Some records
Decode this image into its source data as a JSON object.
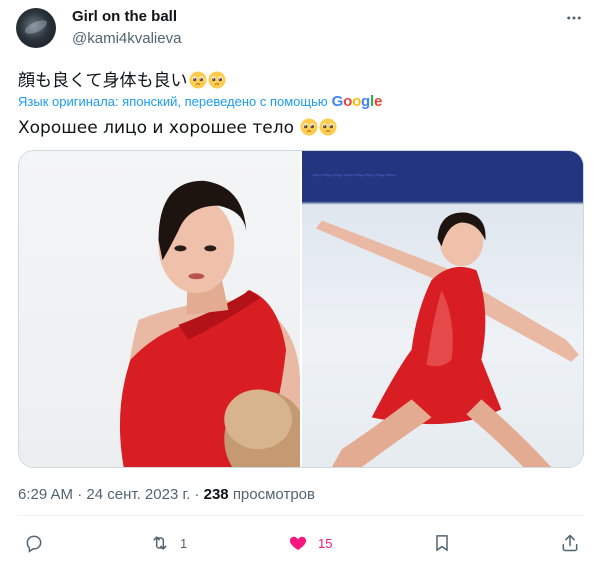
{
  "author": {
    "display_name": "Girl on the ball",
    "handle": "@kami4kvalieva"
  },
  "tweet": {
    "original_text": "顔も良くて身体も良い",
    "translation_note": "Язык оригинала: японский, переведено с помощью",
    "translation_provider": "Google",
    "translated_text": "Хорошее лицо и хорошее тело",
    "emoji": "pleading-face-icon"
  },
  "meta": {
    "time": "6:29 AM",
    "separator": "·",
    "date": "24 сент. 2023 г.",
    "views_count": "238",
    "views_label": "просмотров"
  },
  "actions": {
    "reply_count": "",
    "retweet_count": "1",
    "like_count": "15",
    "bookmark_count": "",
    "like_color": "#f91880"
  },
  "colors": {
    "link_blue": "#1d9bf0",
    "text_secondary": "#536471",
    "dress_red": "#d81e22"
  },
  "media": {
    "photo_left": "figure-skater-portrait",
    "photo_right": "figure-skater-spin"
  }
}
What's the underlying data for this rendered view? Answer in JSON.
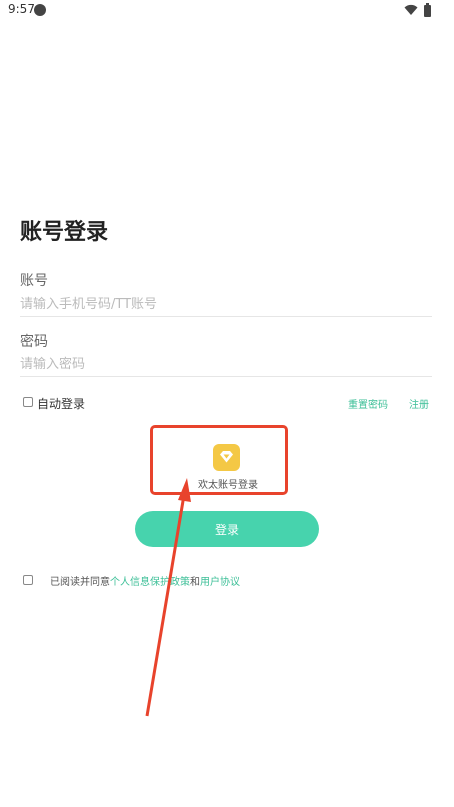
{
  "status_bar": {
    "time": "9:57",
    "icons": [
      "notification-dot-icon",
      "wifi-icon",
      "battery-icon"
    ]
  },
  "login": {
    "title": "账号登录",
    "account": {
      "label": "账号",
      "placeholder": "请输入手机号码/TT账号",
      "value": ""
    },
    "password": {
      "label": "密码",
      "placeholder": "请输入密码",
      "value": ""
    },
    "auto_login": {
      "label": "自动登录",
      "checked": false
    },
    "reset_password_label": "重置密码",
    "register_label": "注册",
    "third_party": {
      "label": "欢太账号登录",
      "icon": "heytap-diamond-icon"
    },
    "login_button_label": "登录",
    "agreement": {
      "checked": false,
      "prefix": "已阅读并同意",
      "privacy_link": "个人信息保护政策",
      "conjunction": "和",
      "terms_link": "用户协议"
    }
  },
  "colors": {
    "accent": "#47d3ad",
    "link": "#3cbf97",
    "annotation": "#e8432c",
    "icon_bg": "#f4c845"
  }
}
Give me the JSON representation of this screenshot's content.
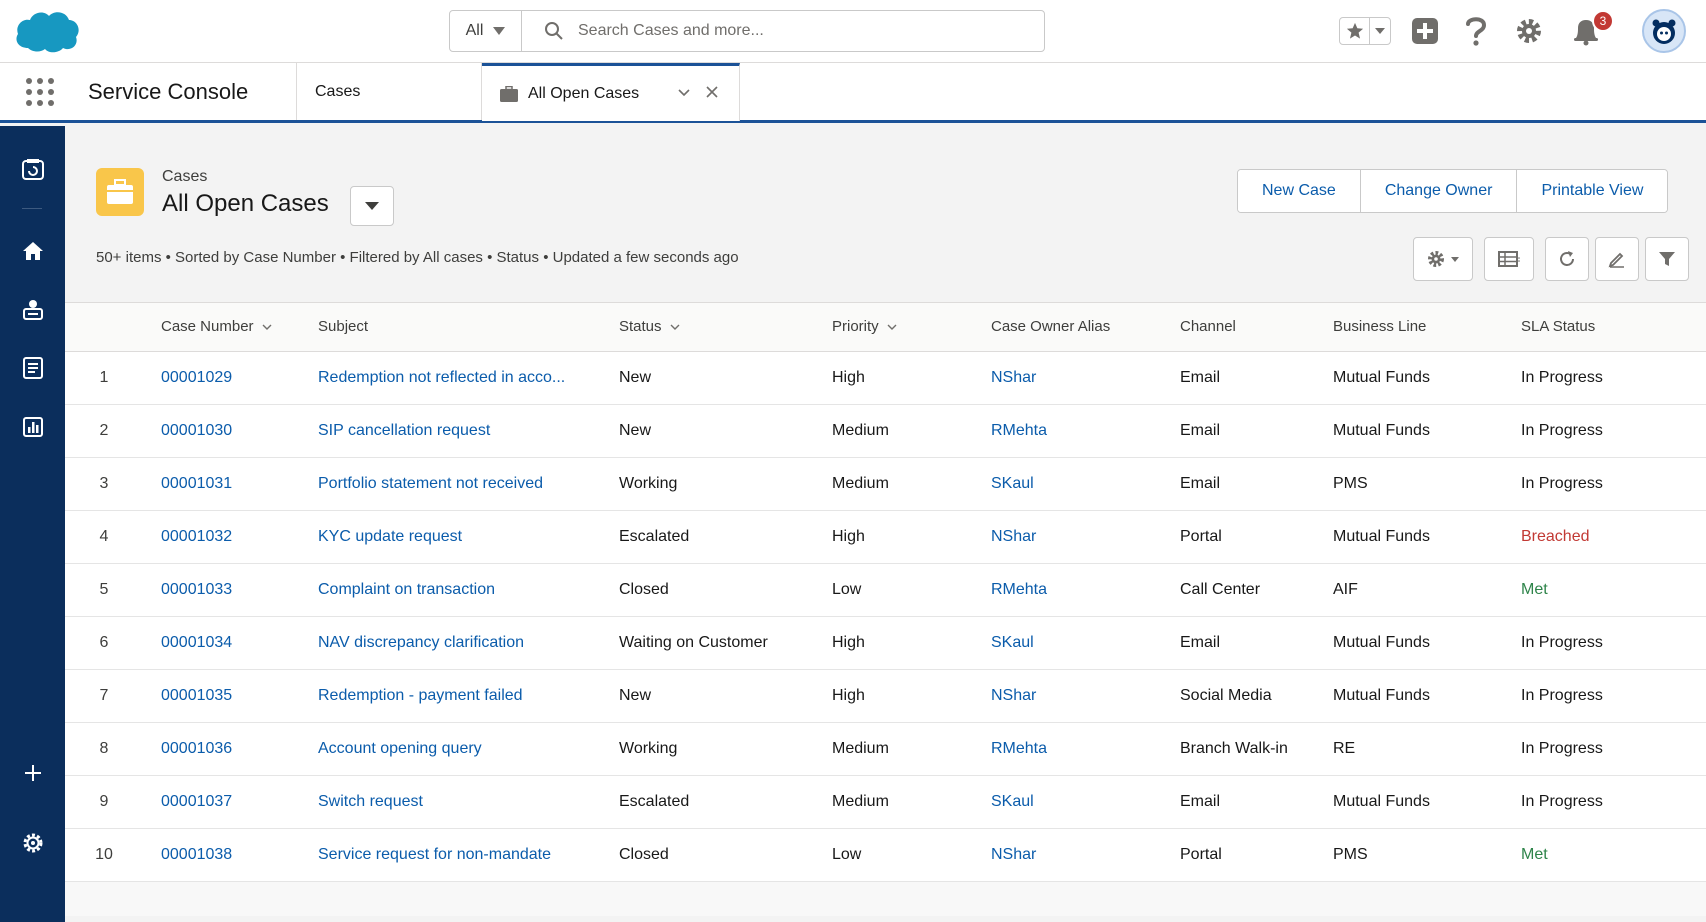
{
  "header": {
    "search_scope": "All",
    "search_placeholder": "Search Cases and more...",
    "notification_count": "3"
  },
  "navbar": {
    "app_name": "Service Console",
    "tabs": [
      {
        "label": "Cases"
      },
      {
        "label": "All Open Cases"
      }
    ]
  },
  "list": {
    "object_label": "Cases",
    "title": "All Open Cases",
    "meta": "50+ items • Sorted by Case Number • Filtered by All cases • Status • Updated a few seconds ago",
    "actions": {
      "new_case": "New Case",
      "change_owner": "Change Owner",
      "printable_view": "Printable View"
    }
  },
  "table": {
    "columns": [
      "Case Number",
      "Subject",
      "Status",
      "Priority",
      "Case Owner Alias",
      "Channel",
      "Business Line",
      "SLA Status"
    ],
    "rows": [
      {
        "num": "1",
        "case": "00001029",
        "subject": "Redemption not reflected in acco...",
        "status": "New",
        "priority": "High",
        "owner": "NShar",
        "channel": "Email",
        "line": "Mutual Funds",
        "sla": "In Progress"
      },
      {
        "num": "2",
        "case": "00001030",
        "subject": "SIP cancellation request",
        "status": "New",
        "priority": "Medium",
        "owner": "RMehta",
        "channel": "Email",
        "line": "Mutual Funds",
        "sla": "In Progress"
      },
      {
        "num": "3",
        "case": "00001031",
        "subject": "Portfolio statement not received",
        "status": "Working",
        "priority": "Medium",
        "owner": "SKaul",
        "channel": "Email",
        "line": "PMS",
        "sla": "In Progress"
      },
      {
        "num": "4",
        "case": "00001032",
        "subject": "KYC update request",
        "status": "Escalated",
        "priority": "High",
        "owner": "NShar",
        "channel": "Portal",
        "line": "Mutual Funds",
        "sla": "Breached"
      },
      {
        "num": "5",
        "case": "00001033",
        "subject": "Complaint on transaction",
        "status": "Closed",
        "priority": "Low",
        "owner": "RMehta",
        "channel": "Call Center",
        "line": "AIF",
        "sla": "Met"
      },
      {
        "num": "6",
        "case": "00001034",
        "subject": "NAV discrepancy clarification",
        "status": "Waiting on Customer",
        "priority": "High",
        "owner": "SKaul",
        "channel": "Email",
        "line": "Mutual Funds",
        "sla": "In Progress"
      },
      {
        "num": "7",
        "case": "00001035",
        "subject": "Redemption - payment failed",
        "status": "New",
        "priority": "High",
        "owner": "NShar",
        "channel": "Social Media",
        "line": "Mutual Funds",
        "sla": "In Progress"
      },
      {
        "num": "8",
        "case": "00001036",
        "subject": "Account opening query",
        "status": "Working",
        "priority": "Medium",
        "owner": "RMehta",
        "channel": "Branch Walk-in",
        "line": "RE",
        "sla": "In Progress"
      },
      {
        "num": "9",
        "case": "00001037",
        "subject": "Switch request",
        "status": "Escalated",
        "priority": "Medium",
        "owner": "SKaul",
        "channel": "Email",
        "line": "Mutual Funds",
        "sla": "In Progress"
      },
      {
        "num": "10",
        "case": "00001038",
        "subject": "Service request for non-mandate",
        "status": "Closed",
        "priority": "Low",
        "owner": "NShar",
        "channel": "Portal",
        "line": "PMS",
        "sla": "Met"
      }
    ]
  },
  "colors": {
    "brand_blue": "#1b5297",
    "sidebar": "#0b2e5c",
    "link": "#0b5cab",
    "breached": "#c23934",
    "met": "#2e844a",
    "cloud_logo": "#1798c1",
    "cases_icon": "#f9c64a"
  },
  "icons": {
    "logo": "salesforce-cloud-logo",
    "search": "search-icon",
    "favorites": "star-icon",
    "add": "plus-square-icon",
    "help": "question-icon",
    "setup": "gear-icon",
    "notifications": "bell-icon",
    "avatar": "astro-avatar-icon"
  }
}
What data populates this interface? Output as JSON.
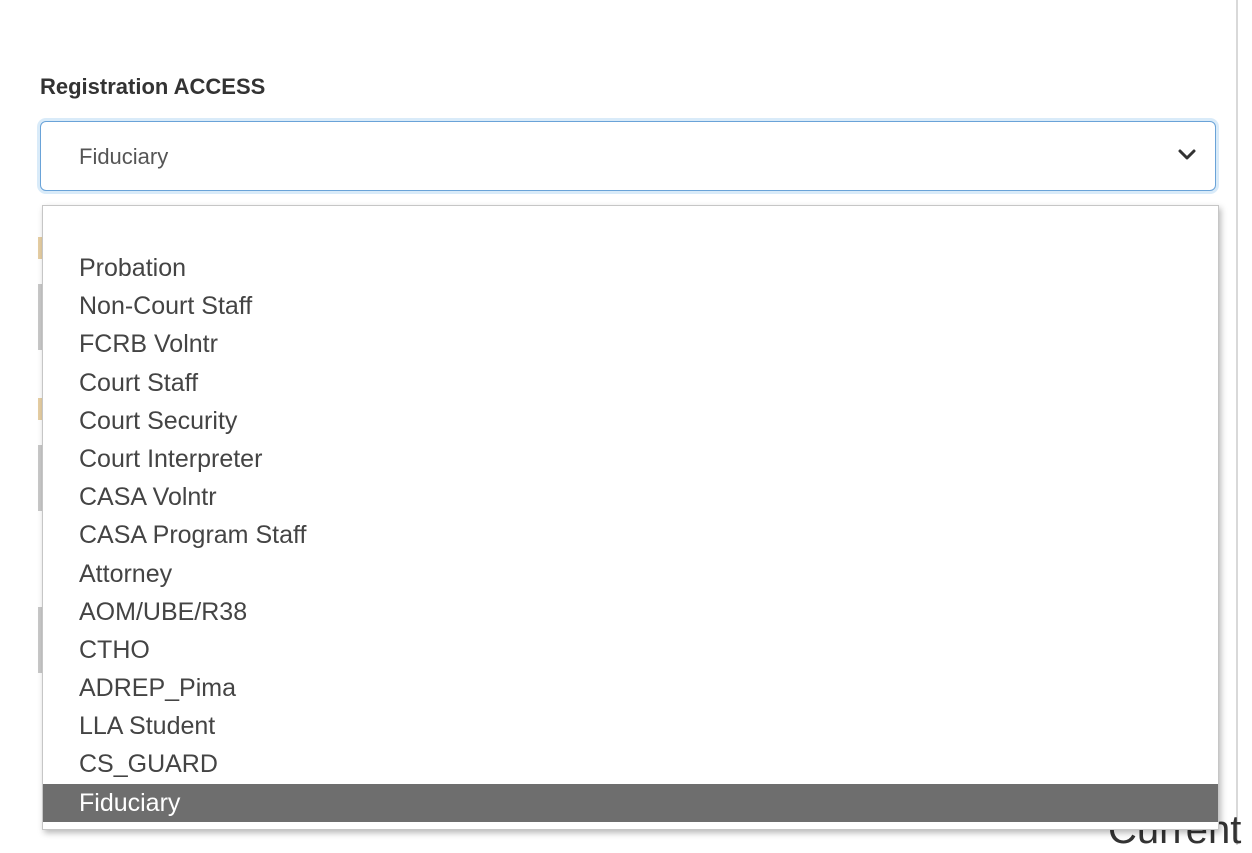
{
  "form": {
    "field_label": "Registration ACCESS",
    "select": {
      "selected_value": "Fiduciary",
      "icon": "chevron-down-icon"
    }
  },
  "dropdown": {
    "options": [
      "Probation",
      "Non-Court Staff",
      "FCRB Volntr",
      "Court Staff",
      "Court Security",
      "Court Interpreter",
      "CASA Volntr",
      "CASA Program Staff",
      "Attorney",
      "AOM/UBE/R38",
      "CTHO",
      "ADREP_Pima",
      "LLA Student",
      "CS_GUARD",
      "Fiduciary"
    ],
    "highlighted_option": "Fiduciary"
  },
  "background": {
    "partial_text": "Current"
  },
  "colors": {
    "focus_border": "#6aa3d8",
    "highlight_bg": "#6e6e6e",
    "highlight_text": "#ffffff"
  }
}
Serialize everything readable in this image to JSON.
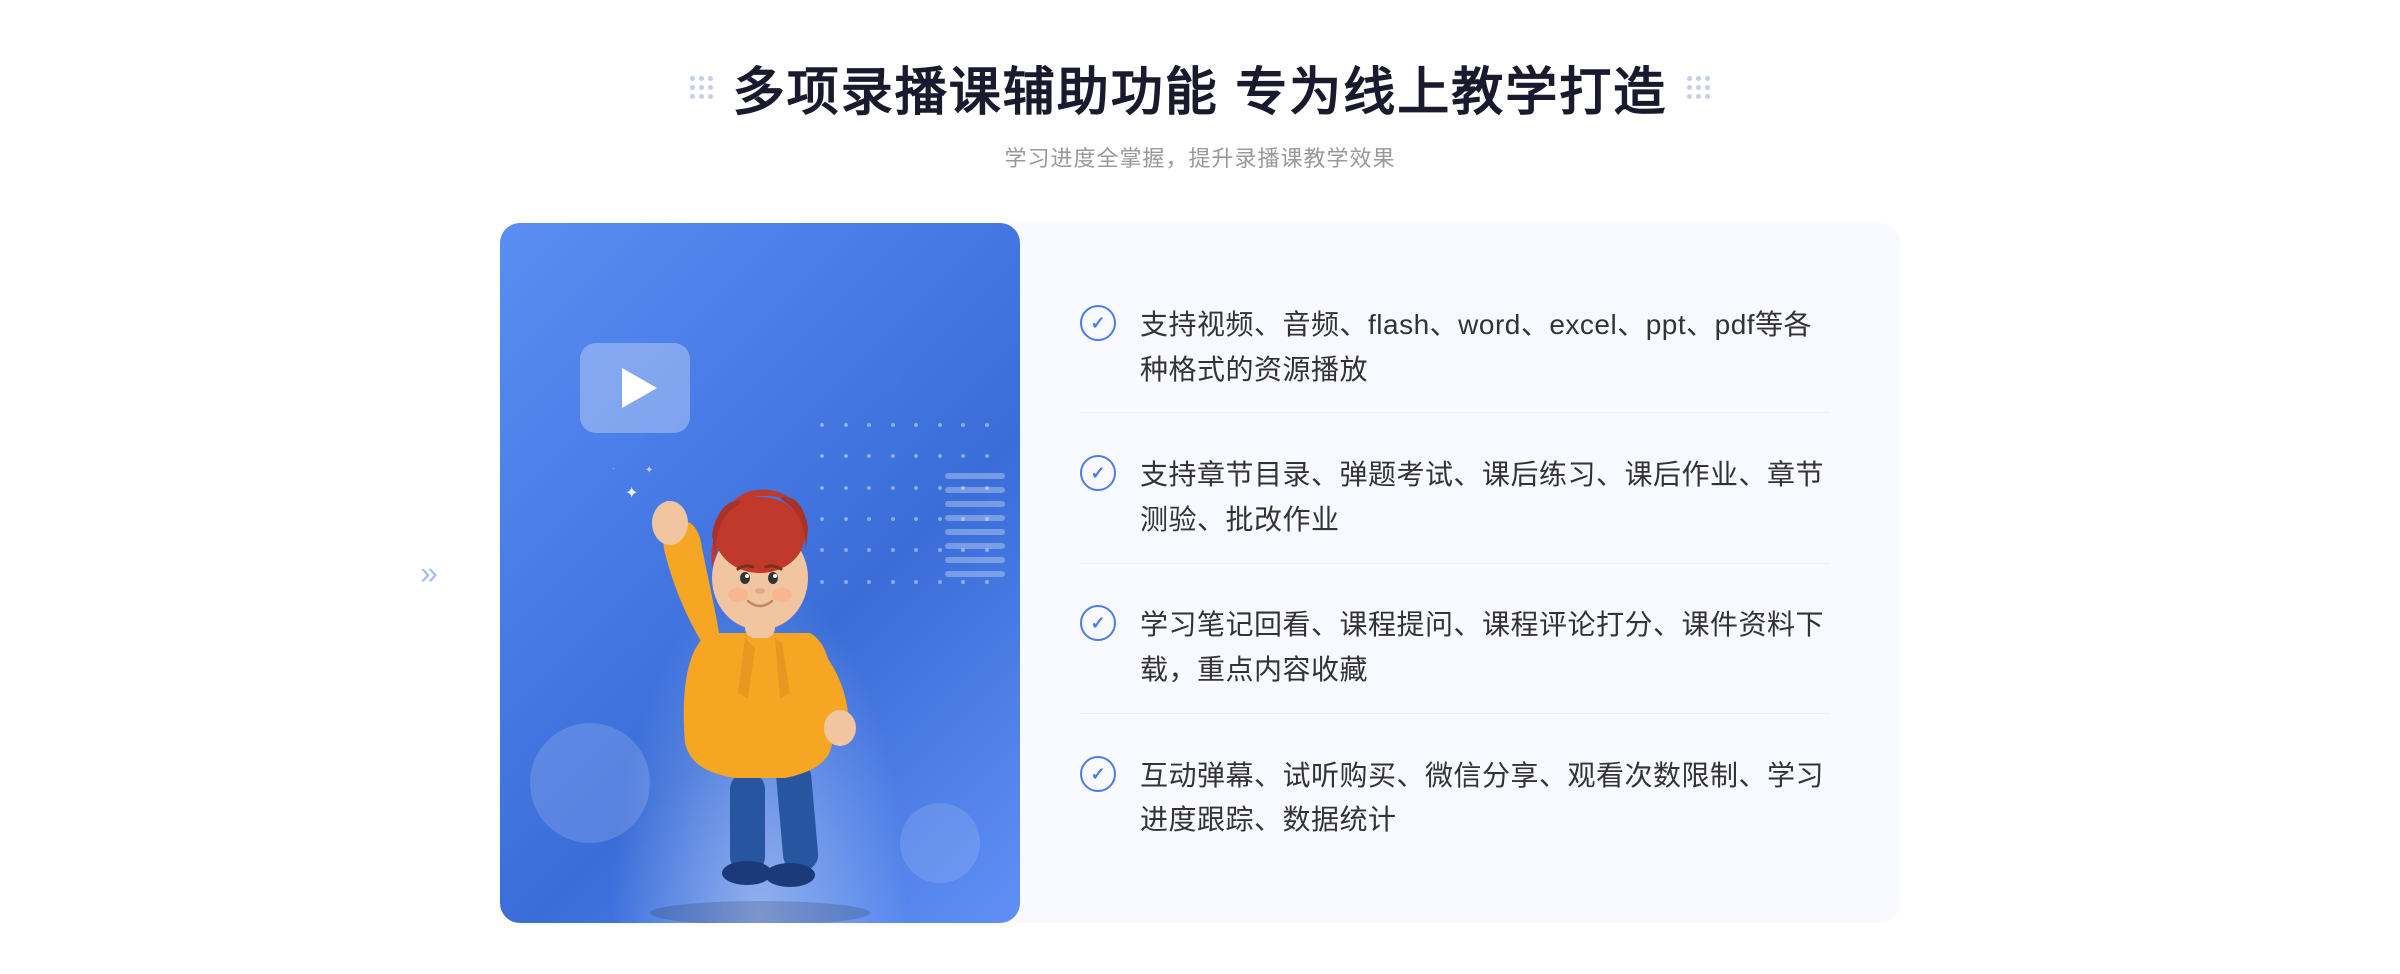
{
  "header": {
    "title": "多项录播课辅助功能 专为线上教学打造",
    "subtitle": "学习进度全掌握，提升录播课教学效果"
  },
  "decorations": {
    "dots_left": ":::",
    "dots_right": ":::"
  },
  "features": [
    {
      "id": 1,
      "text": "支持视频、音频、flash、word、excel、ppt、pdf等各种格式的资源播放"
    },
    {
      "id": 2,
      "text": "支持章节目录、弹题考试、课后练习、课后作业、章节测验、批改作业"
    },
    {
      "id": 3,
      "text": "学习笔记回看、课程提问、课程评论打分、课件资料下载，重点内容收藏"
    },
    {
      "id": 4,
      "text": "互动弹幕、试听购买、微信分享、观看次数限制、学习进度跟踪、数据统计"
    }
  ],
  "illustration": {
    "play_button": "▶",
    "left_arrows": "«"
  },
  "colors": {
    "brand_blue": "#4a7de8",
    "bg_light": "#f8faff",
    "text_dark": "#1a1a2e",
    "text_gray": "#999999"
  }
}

▶ [Task description]
Pull out every line of the records above that contains the word "this".

▶ [Correct output]
Decode this image into its source data as a JSON object.
What's the underlying data for this rendered view? Answer in JSON.
Give me the JSON representation of this screenshot's content.
What data populates this interface? Output as JSON.
Serialize everything readable in this image to JSON.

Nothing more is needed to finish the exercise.